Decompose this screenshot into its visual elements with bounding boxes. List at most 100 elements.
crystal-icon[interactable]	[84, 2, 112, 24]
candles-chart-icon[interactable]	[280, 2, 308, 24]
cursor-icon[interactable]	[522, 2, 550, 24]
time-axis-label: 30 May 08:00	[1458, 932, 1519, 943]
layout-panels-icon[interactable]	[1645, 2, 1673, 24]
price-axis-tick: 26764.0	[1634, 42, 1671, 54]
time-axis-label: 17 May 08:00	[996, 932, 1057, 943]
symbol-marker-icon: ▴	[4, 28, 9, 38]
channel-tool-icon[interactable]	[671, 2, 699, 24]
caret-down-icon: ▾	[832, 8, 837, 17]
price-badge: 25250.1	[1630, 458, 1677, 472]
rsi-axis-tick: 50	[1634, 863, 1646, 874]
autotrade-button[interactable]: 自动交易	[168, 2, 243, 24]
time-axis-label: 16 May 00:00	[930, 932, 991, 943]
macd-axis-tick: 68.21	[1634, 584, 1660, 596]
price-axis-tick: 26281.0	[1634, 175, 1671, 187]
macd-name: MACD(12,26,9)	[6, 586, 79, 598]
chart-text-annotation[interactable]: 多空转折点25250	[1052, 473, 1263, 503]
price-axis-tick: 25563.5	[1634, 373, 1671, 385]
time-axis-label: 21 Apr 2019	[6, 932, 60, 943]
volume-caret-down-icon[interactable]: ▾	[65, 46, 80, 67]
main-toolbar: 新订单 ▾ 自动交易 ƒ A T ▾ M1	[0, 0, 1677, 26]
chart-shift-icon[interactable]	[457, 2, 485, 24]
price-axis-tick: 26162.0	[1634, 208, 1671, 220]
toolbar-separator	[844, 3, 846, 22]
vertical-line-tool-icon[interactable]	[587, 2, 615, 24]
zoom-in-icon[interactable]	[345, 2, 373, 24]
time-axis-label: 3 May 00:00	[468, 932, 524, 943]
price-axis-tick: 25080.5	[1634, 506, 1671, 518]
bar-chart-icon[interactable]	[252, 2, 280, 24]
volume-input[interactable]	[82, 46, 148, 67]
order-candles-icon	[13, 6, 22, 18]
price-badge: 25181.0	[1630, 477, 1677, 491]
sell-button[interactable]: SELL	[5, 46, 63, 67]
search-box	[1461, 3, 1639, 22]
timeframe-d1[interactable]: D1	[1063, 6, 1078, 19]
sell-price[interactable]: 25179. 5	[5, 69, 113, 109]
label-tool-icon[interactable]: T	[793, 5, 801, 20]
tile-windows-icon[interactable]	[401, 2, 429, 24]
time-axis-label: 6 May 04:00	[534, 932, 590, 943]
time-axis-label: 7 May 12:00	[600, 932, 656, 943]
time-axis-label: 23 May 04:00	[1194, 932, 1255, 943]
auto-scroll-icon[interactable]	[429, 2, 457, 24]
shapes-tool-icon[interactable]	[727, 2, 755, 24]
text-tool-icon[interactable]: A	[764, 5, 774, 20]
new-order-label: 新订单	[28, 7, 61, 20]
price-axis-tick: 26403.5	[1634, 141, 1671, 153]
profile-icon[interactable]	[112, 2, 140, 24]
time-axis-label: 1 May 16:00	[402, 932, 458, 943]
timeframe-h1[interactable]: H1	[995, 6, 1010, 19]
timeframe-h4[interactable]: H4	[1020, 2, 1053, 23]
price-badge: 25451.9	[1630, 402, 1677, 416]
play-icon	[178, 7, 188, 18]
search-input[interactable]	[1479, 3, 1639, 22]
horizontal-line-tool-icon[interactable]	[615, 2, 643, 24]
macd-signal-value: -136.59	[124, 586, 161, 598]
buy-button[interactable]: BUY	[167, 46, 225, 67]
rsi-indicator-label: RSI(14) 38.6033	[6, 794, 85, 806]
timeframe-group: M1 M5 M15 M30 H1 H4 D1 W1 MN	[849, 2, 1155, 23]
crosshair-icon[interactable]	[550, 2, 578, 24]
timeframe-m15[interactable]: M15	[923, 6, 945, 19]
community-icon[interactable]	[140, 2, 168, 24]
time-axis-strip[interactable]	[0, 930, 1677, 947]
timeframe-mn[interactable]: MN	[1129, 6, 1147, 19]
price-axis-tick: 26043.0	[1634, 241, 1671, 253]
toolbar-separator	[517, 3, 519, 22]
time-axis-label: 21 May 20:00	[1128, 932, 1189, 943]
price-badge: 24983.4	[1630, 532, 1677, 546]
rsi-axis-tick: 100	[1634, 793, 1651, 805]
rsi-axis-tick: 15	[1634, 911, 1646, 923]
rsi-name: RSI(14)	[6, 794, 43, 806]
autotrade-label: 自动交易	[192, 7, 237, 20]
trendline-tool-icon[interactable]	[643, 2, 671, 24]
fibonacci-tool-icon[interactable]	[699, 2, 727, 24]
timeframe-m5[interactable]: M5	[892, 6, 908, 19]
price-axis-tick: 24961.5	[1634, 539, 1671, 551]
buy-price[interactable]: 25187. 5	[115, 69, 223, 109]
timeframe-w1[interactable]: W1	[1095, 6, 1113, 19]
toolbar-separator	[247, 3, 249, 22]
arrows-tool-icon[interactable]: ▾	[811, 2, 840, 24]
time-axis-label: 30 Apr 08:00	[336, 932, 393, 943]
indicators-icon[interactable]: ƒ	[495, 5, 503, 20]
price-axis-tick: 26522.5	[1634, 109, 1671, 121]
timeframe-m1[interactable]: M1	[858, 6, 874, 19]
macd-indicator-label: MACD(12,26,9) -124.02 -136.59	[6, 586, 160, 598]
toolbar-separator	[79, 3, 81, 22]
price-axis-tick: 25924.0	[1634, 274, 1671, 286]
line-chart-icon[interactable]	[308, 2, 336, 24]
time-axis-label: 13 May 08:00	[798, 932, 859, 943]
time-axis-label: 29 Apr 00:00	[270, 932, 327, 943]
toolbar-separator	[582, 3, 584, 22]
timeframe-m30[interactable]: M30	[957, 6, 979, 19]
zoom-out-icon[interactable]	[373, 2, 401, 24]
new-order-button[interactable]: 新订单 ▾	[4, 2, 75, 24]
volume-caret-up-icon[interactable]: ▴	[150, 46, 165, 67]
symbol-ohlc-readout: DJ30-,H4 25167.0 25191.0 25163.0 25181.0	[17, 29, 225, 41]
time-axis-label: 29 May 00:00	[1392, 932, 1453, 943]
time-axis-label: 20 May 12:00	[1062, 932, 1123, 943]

_ _ _

EXERCISE DIRECTIONS: Please rewrite everything from the start of the records down to the line containing "2, 429, 24]", changing "price-axis-tick" to "price-tick" and keeping all else the same.

TASK RESULT:
Decompose this screenshot into its visual elements with bounding boxes. List at most 100 elements.
crystal-icon[interactable]	[84, 2, 112, 24]
candles-chart-icon[interactable]	[280, 2, 308, 24]
cursor-icon[interactable]	[522, 2, 550, 24]
time-axis-label: 30 May 08:00	[1458, 932, 1519, 943]
layout-panels-icon[interactable]	[1645, 2, 1673, 24]
price-tick: 26764.0	[1634, 42, 1671, 54]
time-axis-label: 17 May 08:00	[996, 932, 1057, 943]
symbol-marker-icon: ▴	[4, 28, 9, 38]
channel-tool-icon[interactable]	[671, 2, 699, 24]
caret-down-icon: ▾	[832, 8, 837, 17]
price-badge: 25250.1	[1630, 458, 1677, 472]
rsi-axis-tick: 50	[1634, 863, 1646, 874]
autotrade-button[interactable]: 自动交易	[168, 2, 243, 24]
time-axis-label: 16 May 00:00	[930, 932, 991, 943]
macd-axis-tick: 68.21	[1634, 584, 1660, 596]
price-tick: 26281.0	[1634, 175, 1671, 187]
macd-name: MACD(12,26,9)	[6, 586, 79, 598]
chart-text-annotation[interactable]: 多空转折点25250	[1052, 473, 1263, 503]
price-tick: 25563.5	[1634, 373, 1671, 385]
time-axis-label: 21 Apr 2019	[6, 932, 60, 943]
volume-caret-down-icon[interactable]: ▾	[65, 46, 80, 67]
main-toolbar: 新订单 ▾ 自动交易 ƒ A T ▾ M1	[0, 0, 1677, 26]
chart-shift-icon[interactable]	[457, 2, 485, 24]
price-tick: 26162.0	[1634, 208, 1671, 220]
toolbar-separator	[844, 3, 846, 22]
vertical-line-tool-icon[interactable]	[587, 2, 615, 24]
zoom-in-icon[interactable]	[345, 2, 373, 24]
time-axis-label: 3 May 00:00	[468, 932, 524, 943]
price-tick: 25080.5	[1634, 506, 1671, 518]
bar-chart-icon[interactable]	[252, 2, 280, 24]
volume-input[interactable]	[82, 46, 148, 67]
order-candles-icon	[13, 6, 22, 18]
price-badge: 25181.0	[1630, 477, 1677, 491]
sell-button[interactable]: SELL	[5, 46, 63, 67]
search-box	[1461, 3, 1639, 22]
timeframe-d1[interactable]: D1	[1063, 6, 1078, 19]
sell-price[interactable]: 25179. 5	[5, 69, 113, 109]
label-tool-icon[interactable]: T	[793, 5, 801, 20]
tile-windows-icon[interactable]	[401, 2, 429, 24]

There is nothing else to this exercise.